■ 文書抜粋:

★ ★ ★ ★ ★

これは、毎シーズン1本、全キャストをオーディションで選考して上演する、新国立劇場の企画の第2弾。今回は千葉哲也を演出に迎え、宮本研の「反応工程」を上演する。募集が行われるのは、20~35歳くらいの男性7名、45~60歳くらいの男性5名、20~30歳くらいの女性2名。応募期間は9月10日から10月5日まで。

オーディションの実施に向け、同劇場の演劇芸術監督・小川絵梨子は「手探りで始めた企画ではありますが、ひとつひとつの積み重ねから学びつつ、誰もが真摯にのびのびと作品だけに向き合えるような現場を目指して邁進して参ります」とコメントし、演出の千葉は「未知の可能性を引っ張り出したい、なんておこがましいことを思っているわけではありません。多くの皆さんとお会いできる機会があることを楽しみにしています。先輩たちも、待ってます!」と参加を呼びかけている。

★ ★ ★ ★ ★

ページ分割データ:
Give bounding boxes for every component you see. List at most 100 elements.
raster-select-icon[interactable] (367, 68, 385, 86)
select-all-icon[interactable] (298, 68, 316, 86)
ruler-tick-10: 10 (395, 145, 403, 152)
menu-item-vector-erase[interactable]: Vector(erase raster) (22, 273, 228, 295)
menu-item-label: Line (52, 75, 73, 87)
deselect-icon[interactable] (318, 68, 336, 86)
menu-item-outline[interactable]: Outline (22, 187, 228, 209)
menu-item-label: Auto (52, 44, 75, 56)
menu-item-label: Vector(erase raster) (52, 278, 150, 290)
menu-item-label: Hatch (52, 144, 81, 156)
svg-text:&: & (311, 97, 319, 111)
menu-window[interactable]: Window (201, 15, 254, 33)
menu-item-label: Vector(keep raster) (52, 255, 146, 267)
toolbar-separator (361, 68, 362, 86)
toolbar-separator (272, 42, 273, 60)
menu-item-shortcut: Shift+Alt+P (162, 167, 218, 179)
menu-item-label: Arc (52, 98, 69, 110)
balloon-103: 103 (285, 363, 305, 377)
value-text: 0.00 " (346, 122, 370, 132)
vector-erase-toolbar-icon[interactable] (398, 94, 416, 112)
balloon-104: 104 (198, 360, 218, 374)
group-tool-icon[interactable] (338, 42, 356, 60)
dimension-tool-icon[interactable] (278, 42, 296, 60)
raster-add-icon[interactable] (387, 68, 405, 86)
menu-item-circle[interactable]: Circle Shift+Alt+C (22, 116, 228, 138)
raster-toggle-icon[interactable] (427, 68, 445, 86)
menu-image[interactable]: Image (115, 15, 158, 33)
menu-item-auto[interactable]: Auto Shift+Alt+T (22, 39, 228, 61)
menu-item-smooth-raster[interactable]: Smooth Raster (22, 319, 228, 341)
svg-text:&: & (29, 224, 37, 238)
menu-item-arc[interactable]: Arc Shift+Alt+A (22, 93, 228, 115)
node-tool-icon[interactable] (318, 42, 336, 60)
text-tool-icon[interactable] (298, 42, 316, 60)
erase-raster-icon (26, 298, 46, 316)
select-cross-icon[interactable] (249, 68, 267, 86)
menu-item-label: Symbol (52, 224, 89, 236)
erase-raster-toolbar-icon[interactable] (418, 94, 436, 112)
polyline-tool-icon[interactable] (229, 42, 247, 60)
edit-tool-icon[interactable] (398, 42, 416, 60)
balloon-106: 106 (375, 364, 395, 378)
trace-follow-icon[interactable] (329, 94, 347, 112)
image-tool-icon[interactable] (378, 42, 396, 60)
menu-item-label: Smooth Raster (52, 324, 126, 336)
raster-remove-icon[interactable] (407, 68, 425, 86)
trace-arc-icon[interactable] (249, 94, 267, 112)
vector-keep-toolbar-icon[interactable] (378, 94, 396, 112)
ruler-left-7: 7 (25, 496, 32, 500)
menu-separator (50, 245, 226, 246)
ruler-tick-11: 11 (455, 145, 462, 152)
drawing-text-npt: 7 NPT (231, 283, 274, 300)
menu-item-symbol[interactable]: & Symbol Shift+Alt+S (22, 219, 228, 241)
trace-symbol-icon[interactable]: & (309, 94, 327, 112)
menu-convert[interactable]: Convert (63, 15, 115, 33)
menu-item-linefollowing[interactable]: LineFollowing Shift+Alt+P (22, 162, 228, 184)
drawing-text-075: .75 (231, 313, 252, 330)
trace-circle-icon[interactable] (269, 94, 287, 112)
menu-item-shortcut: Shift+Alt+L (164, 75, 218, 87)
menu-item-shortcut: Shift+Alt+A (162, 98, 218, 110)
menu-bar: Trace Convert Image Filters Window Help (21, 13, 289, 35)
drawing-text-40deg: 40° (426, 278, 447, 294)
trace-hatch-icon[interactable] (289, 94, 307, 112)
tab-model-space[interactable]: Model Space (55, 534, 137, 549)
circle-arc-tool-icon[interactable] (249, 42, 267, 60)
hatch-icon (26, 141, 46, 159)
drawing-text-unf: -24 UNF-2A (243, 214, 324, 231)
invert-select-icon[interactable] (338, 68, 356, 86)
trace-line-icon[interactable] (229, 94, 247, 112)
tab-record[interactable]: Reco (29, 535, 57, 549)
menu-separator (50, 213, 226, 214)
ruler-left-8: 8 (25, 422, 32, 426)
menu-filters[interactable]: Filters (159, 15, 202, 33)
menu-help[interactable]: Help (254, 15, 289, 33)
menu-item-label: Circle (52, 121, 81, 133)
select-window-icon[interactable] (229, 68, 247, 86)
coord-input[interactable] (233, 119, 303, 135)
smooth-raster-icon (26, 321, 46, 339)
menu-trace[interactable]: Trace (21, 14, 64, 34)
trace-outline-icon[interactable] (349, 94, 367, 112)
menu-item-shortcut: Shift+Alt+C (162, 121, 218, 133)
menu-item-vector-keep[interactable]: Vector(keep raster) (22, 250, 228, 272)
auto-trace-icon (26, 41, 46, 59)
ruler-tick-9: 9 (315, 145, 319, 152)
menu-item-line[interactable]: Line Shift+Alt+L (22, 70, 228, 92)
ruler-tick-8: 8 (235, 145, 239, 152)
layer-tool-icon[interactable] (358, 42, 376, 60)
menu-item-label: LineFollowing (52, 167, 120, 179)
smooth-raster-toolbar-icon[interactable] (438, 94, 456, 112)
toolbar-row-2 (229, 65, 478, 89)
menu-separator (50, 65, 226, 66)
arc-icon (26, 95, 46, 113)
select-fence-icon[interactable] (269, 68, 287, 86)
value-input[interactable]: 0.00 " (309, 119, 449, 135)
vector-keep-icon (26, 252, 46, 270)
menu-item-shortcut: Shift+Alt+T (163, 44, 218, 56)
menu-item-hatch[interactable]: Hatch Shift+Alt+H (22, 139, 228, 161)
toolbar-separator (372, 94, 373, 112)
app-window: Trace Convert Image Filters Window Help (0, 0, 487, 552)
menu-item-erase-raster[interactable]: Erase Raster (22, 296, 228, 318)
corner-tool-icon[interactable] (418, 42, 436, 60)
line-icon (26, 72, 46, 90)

★ ★ ★ ★ ★

■ 演習課題:
#1 新国立劇場のオーディション企画の記事で、応募期間はいつからいつまでとされているか答えよ。
#2 新国立劇場のオーディション企画の記事を、最後の文の後から書き継げ。

■ 解答一覧:
#1 9月10日から10月5日まで。

#2
小川絵梨子コメント

2018/2019シーズンよりスタートしたフルキャストオーディション企画第一弾では、多くの方々にご参加頂きまして本当にありがとうございました。この場をお借りして、俳優の皆さま、事務所の皆さまに深く御礼申し上げます。また同企画の第2弾の公演が決定しましたことをご報告申し上げます。今回は、演出に千葉哲也さんをお迎えすることが叶いました。心の機微に敏感で、且つ暖かく、そして俳優を心から信じて演出をなさる千葉さんにご参加頂けますこと、大変に嬉しく思っております。
手探りで始めた企画ではありますが、ひとつひとつの積み重ねから学びつつ、誰もが真摯にのびのびと作品だけに向き合えるような現場を目指して邁進して参ります。第2弾も、どうぞよろしくお願い申し上げます。

千葉哲也コメント

長年、演劇に携わってきて、劇団に所属したり、フリーで活動したりしながら、俳優を続ける人たちに出会ってきました。もちろん自分自身もそうでしたし、今もそうです。どうやったら舞台に立てるのか、模索していた時期もありました。小川絵梨子さんから、フルオーディション企画・第2弾のお話をいただき、誰もが平等にオーディションを経て舞台に出演する、というシステムに深く賛同し、是非ともやらせていただきたい、と思いました。
小川さんから、演目は出来れば日本の作品を、というご提案を頂戴し、たくさんの作品を読みました。そして、宮本研さんの「反応工程」に出会いました。戦争や戦場そのものを描くことなく、工場という閉鎖された世界で戦争に巻き込まれた人々の日々が、そこにはありました。
市井の人々には如何ともし難い、けれど、大きな大きな出来事に飲み込まれたとき、社会では何が起きるのか、その中にいる人たちがどう変わるのか、変わらざるを得なかったのか。それを垣間見た気がしました。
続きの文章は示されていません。